++++ Recorded information

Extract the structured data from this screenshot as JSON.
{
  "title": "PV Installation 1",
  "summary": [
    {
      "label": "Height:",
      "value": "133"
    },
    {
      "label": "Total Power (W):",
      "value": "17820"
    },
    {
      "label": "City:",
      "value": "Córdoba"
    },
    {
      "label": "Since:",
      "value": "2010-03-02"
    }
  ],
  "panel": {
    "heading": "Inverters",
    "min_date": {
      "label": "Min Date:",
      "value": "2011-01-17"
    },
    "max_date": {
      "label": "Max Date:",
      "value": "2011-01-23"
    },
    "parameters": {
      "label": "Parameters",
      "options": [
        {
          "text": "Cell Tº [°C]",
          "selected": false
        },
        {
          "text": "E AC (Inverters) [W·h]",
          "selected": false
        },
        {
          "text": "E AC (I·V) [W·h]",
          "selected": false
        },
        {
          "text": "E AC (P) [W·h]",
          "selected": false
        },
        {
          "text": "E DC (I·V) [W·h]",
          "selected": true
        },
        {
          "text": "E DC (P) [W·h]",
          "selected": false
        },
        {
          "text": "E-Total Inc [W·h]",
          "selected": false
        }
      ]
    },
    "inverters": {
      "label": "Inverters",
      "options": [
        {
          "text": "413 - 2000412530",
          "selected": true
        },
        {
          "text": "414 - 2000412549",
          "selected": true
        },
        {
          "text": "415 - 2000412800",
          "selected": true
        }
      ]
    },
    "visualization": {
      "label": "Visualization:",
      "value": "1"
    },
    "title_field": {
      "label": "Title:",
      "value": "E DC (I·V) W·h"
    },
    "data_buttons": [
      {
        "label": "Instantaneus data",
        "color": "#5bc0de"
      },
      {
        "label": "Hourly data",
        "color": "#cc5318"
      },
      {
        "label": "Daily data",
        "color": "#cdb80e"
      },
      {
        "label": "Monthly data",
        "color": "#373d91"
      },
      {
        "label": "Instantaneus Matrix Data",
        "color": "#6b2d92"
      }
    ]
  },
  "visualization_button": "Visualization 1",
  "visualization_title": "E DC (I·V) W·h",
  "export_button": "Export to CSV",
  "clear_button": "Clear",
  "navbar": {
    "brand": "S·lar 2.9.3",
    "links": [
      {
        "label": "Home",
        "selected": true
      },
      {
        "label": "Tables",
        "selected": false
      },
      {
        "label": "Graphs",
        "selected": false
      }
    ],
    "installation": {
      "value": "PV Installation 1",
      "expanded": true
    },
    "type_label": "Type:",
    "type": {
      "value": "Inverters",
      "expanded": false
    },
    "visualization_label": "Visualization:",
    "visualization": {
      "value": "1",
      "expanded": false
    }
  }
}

++++++++

**Exercise**
Restate the listing above word for word.

**Problem solution**
Extract the structured data from this screenshot as JSON.
{
  "title": "PV Installation 1",
  "summary": [
    {
      "label": "Height:",
      "value": "133"
    },
    {
      "label": "Total Power (W):",
      "value": "17820"
    },
    {
      "label": "City:",
      "value": "Córdoba"
    },
    {
      "label": "Since:",
      "value": "2010-03-02"
    }
  ],
  "panel": {
    "heading": "Inverters",
    "min_date": {
      "label": "Min Date:",
      "value": "2011-01-17"
    },
    "max_date": {
      "label": "Max Date:",
      "value": "2011-01-23"
    },
    "parameters": {
      "label": "Parameters",
      "options": [
        {
          "text": "Cell Tº [°C]",
          "selected": false
        },
        {
          "text": "E AC (Inverters) [W·h]",
          "selected": false
        },
        {
          "text": "E AC (I·V) [W·h]",
          "selected": false
        },
        {
          "text": "E AC (P) [W·h]",
          "selected": false
        },
        {
          "text": "E DC (I·V) [W·h]",
          "selected": true
        },
        {
          "text": "E DC (P) [W·h]",
          "selected": false
        },
        {
          "text": "E-Total Inc [W·h]",
          "selected": false
        }
      ]
    },
    "inverters": {
      "label": "Inverters",
      "options": [
        {
          "text": "413 - 2000412530",
          "selected": true
        },
        {
          "text": "414 - 2000412549",
          "selected": true
        },
        {
          "text": "415 - 2000412800",
          "selected": true
        }
      ]
    },
    "visualization": {
      "label": "Visualization:",
      "value": "1"
    },
    "title_field": {
      "label": "Title:",
      "value": "E DC (I·V) W·h"
    },
    "data_buttons": [
      {
        "label": "Instantaneus data",
        "color": "#5bc0de"
      },
      {
        "label": "Hourly data",
        "color": "#cc5318"
      },
      {
        "label": "Daily data",
        "color": "#cdb80e"
      },
      {
        "label": "Monthly data",
        "color": "#373d91"
      },
      {
        "label": "Instantaneus Matrix Data",
        "color": "#6b2d92"
      }
    ]
  },
  "visualization_button": "Visualization 1",
  "visualization_title": "E DC (I·V) W·h",
  "export_button": "Export to CSV",
  "clear_button": "Clear",
  "navbar": {
    "brand": "S·lar 2.9.3",
    "links": [
      {
        "label": "Home",
        "selected": true
      },
      {
        "label": "Tables",
        "selected": false
      },
      {
        "label": "Graphs",
        "selected": false
      }
    ],
    "installation": {
      "value": "PV Installation 1",
      "expanded": true
    },
    "type_label": "Type:",
    "type": {
      "value": "Inverters",
      "expanded": false
    },
    "visualization_label": "Visualization:",
    "visualization": {
      "value": "1",
      "expanded": false
    }
  }
}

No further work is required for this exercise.